── Record set ──
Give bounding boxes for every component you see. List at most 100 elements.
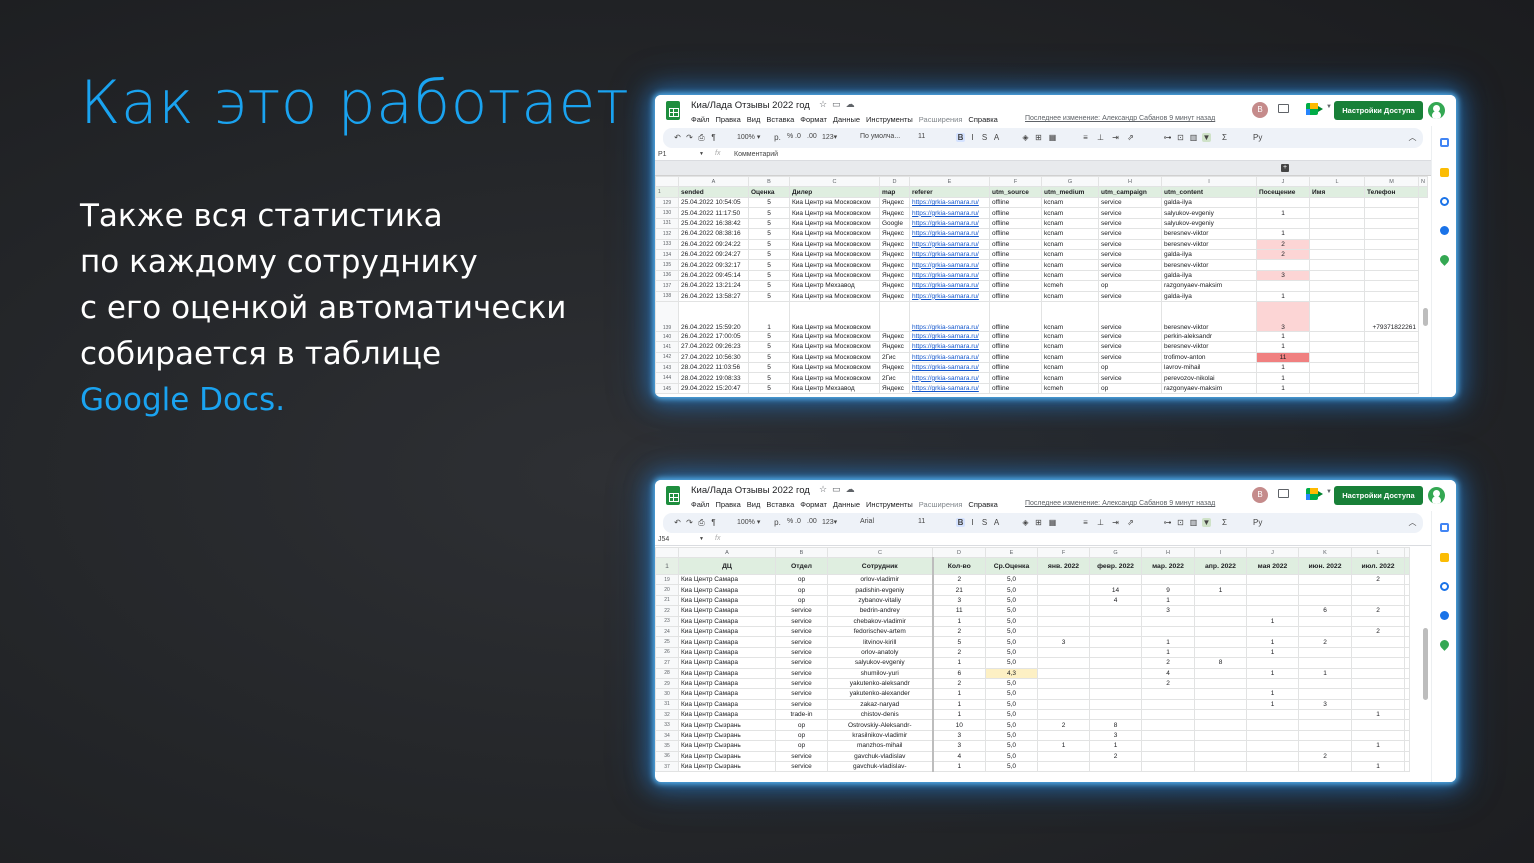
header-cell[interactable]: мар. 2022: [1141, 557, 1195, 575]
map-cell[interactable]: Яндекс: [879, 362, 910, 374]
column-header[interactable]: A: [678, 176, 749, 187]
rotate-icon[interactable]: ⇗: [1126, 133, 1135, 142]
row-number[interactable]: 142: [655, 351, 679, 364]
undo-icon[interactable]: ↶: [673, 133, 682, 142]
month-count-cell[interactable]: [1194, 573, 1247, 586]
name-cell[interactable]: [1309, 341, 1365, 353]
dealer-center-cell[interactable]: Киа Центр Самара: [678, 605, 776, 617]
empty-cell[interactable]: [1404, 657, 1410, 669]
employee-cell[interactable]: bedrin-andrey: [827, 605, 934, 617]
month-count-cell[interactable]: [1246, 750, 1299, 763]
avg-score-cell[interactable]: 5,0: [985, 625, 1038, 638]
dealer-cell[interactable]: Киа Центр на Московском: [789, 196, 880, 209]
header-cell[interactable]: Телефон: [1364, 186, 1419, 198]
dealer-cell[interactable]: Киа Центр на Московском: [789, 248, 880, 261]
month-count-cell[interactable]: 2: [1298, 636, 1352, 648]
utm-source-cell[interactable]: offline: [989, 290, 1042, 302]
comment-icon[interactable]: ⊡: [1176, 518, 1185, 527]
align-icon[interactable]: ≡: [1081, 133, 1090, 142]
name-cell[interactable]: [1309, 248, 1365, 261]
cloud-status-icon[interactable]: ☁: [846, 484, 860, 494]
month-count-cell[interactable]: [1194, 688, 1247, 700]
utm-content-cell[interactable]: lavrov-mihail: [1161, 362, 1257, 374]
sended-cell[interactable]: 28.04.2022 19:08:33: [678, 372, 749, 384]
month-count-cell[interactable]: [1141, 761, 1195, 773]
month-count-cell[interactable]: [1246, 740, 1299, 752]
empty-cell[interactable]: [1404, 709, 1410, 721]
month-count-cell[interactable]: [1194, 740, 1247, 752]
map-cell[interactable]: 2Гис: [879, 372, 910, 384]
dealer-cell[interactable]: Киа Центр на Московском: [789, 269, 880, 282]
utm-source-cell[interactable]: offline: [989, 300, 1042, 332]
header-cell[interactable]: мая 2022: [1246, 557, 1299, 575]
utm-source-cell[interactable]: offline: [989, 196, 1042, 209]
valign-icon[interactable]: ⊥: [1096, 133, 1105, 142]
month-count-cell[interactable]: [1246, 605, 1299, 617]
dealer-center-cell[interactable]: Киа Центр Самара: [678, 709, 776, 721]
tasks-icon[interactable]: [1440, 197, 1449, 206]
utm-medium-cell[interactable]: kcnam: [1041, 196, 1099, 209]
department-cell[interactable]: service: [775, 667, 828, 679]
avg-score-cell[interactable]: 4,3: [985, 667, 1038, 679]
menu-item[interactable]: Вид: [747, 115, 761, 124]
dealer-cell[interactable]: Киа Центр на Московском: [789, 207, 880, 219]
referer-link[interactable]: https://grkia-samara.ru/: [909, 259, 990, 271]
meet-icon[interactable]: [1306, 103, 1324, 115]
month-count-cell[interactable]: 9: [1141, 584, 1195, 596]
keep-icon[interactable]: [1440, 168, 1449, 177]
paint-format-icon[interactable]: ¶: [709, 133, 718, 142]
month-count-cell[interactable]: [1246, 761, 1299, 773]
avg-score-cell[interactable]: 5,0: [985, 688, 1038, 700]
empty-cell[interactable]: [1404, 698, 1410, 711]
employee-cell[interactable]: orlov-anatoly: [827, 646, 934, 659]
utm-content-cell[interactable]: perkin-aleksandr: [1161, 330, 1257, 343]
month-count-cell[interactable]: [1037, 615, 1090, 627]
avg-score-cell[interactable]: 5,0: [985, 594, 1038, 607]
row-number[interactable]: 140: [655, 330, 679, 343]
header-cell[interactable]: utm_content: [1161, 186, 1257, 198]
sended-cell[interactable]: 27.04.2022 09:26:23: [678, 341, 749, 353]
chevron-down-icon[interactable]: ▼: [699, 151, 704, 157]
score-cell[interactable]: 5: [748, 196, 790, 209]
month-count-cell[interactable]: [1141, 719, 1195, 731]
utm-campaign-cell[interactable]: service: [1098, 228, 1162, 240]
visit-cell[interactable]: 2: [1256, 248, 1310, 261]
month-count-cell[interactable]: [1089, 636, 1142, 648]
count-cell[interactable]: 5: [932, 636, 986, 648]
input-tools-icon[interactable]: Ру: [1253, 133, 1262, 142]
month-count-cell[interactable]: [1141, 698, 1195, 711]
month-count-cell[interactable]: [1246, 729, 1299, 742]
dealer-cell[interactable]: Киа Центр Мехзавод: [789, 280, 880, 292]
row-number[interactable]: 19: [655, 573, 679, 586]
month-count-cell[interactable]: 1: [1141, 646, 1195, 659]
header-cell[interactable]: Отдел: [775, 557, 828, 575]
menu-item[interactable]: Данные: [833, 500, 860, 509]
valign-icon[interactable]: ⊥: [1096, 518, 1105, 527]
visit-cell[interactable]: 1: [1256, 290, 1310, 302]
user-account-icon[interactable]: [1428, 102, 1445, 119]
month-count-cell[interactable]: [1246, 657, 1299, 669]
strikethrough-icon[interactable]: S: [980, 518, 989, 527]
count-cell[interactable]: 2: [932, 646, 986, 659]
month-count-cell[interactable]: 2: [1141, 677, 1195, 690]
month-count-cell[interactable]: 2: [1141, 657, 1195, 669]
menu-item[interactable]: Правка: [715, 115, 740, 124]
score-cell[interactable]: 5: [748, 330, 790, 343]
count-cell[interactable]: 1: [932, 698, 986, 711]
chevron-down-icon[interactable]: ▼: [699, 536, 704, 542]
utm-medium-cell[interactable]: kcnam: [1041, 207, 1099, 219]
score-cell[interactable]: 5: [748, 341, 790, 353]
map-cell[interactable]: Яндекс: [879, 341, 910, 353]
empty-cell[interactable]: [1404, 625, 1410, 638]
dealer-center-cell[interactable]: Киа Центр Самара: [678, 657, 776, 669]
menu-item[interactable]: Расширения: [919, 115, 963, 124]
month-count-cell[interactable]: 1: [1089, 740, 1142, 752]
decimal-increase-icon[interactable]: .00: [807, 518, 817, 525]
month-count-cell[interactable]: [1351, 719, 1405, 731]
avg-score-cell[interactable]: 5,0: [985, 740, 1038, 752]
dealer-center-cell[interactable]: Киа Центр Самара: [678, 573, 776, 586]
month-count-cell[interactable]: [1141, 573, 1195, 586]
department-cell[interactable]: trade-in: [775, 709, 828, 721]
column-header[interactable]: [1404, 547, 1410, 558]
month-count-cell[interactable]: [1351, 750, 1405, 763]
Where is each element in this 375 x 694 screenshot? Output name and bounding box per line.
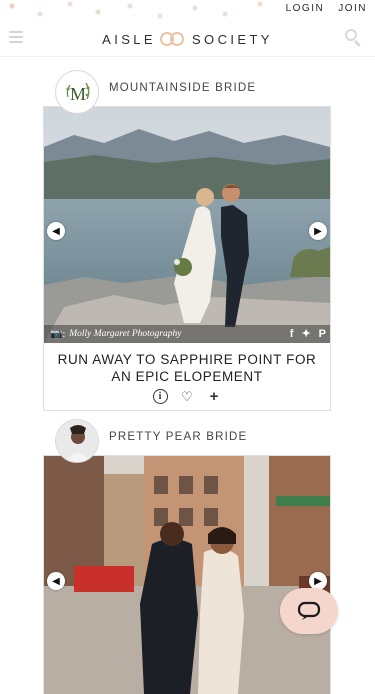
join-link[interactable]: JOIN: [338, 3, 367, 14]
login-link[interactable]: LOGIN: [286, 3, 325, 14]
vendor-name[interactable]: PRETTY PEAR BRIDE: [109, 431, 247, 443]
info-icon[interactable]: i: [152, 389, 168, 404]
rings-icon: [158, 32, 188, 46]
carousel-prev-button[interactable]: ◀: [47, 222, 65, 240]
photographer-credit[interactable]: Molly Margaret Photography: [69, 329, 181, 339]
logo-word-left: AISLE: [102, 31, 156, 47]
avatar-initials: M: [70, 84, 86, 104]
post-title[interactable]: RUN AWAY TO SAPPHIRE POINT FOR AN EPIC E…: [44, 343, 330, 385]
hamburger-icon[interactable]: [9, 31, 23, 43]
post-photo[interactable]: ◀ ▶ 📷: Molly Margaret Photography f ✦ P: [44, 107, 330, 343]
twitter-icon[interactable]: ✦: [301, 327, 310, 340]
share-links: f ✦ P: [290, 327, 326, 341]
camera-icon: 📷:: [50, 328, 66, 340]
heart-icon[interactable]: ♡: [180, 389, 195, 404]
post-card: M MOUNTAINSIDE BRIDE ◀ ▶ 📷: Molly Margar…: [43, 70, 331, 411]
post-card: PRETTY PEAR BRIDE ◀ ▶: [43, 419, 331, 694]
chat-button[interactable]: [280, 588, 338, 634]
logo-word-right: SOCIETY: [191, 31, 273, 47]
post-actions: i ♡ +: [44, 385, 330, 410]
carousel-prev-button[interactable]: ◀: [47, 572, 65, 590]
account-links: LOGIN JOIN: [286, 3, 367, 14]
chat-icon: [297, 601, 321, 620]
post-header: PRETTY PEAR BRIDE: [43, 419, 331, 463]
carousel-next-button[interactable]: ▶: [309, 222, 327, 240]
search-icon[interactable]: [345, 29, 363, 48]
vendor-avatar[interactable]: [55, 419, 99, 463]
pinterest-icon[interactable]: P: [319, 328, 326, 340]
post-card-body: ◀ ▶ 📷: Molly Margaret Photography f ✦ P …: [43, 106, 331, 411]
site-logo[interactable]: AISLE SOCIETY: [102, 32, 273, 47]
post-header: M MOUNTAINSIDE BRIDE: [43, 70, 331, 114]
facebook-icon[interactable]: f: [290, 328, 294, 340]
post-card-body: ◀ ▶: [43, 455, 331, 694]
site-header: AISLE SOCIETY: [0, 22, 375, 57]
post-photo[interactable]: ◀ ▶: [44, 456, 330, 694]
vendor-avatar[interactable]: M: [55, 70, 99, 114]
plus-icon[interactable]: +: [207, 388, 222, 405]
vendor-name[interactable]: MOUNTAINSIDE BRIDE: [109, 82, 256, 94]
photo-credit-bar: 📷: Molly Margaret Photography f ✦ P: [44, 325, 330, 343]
───
── Record set ──
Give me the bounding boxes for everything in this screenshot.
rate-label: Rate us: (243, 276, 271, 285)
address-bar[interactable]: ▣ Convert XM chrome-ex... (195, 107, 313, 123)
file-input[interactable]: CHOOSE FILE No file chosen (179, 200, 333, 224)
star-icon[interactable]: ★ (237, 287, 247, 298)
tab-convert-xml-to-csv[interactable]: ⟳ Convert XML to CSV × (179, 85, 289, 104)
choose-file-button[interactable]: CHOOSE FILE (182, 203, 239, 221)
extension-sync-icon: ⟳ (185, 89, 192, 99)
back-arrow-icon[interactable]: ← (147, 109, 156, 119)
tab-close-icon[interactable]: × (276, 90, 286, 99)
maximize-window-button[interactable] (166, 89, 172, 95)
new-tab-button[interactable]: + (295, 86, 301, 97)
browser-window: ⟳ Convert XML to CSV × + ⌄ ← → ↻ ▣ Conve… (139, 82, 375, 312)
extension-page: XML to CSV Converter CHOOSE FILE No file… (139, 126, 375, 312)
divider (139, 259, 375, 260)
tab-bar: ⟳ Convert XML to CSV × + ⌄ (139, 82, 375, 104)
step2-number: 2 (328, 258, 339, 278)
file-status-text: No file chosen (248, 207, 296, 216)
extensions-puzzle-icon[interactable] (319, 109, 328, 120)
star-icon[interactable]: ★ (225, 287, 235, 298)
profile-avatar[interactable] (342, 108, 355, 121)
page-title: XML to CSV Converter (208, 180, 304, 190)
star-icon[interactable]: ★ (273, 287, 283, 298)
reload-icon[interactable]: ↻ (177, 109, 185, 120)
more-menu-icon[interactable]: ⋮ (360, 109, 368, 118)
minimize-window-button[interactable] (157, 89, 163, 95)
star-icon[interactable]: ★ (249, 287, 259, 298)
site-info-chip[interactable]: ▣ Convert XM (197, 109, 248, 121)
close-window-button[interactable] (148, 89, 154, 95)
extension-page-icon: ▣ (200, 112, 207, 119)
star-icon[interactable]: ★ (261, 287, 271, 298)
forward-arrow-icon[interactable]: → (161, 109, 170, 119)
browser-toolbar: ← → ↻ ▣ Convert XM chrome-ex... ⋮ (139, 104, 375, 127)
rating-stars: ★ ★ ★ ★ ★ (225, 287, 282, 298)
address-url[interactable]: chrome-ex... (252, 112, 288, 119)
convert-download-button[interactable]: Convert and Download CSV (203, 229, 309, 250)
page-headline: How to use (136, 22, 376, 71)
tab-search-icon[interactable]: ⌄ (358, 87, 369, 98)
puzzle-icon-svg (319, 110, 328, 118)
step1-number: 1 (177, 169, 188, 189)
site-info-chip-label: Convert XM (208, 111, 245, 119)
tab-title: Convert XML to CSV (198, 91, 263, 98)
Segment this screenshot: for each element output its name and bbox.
───
── Record set ──
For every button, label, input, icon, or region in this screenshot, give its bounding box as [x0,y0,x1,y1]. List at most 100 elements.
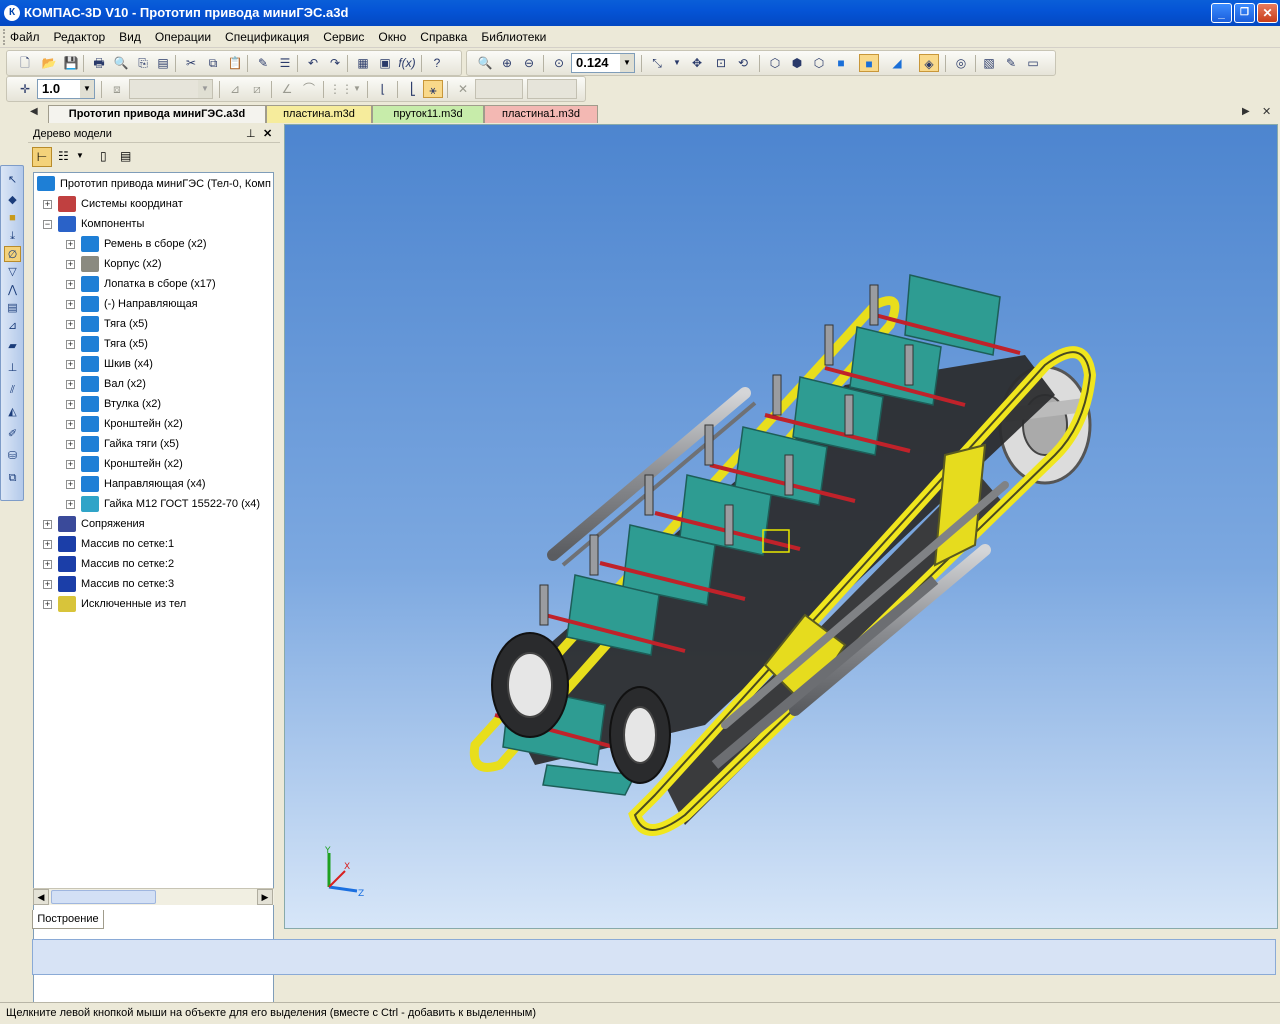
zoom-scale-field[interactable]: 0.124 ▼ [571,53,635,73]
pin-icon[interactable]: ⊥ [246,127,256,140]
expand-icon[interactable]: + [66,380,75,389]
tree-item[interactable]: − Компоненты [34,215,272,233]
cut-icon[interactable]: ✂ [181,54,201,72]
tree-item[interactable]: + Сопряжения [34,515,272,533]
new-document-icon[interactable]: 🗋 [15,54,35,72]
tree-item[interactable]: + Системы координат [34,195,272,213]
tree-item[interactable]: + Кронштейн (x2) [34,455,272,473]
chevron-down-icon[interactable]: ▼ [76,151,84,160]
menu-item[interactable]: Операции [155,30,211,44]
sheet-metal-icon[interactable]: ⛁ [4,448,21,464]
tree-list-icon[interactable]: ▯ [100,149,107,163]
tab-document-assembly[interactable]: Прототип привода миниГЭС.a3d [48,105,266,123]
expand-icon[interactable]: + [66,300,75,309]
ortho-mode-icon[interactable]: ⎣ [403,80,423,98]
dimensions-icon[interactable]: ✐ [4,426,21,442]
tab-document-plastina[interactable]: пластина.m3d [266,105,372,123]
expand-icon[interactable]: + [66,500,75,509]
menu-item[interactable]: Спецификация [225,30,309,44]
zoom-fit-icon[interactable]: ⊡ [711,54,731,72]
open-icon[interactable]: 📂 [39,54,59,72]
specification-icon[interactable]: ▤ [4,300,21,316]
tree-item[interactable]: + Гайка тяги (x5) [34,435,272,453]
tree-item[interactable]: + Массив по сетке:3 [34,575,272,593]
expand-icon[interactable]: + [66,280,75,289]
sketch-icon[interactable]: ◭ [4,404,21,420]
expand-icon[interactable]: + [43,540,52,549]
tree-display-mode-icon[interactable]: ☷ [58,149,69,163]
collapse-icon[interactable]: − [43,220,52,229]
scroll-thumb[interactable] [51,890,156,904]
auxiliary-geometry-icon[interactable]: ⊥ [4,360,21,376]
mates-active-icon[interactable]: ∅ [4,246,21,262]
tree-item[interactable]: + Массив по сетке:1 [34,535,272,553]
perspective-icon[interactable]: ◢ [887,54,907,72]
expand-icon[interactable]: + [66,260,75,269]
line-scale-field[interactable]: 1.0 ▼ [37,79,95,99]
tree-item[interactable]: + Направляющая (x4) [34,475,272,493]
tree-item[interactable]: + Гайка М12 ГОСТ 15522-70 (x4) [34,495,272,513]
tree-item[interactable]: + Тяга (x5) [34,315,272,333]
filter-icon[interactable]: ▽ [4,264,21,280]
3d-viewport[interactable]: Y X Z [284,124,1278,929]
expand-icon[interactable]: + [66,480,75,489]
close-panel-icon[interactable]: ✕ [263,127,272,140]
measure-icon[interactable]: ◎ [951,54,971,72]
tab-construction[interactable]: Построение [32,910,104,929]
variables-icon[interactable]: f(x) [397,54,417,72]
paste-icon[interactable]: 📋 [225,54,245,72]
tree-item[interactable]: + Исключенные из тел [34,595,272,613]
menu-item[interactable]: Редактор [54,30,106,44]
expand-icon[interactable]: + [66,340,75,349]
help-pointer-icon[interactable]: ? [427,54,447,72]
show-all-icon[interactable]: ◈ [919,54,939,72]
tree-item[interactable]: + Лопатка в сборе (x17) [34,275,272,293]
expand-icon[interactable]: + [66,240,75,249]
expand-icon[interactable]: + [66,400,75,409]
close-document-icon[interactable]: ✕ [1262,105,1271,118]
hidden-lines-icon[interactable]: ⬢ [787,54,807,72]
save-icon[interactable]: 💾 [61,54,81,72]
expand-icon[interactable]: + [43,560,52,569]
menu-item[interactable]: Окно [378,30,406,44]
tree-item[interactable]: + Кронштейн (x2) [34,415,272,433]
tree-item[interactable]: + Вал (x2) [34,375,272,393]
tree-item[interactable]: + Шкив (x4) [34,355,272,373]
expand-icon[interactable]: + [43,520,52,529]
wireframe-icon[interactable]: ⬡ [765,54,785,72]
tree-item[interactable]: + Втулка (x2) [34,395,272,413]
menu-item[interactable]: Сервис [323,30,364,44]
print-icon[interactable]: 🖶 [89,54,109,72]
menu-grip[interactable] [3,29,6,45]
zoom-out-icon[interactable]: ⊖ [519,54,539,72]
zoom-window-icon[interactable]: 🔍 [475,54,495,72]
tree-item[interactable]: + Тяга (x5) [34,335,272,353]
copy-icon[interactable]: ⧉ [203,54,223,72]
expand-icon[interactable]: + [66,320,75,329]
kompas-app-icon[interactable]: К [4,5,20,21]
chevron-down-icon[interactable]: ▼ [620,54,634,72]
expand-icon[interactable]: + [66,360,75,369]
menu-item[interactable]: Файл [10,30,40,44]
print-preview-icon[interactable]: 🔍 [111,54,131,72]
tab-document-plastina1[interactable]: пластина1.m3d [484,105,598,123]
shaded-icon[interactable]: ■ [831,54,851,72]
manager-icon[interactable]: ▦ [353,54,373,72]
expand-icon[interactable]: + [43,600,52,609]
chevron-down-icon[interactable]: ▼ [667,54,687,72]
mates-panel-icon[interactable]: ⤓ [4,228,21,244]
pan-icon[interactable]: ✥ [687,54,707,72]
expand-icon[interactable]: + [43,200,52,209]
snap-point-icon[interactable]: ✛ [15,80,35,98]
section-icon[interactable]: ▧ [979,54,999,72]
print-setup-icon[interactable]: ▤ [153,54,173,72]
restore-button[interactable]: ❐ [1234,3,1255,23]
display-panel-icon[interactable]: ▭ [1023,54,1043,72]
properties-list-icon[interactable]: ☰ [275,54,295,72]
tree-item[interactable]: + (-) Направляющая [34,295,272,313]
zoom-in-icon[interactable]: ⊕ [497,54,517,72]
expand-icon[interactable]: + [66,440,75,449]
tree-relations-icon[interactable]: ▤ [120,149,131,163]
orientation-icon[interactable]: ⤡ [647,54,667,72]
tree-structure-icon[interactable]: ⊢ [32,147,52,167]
───
§ **Exercise instructions**
Output the lines starting at the one that contains "join-link[interactable]: JOIN: [338, 3, 367, 14]" and ending at the one that contains "heart-icon[interactable]: ♡: [180, 389, 195, 404]" as a numbered list, omitting blank lines.

§ **Exercise output**
1. join-link[interactable]: JOIN: [338, 3, 367, 14]
2. login-link[interactable]: LOGIN: [286, 3, 325, 14]
3. vendor-name[interactable]: PRETTY PEAR BRIDE: [109, 431, 247, 443]
4. info-icon[interactable]: i: [152, 389, 168, 404]
5. rings-icon: [158, 32, 188, 46]
6. carousel-prev-button[interactable]: ◀: [47, 222, 65, 240]
7. photographer-credit[interactable]: Molly Margaret Photography: [69, 329, 181, 339]
8. logo-word-left: AISLE: [102, 31, 156, 47]
9. avatar-initials: M: [70, 84, 86, 104]
10. post-title[interactable]: RUN AWAY TO SAPPHIRE POINT FOR AN EPIC E…: [44, 343, 330, 385]
11. hamburger-icon[interactable]: [9, 31, 23, 43]
12. post-photo[interactable]: ◀ ▶ 📷: Molly Margaret Photography f ✦ P: [44, 107, 330, 343]
13. twitter-icon[interactable]: ✦: [301, 327, 310, 340]
14. share-links: f ✦ P: [290, 327, 326, 341]
15. camera-icon: 📷:: [50, 328, 66, 340]
16. heart-icon[interactable]: ♡: [180, 389, 195, 404]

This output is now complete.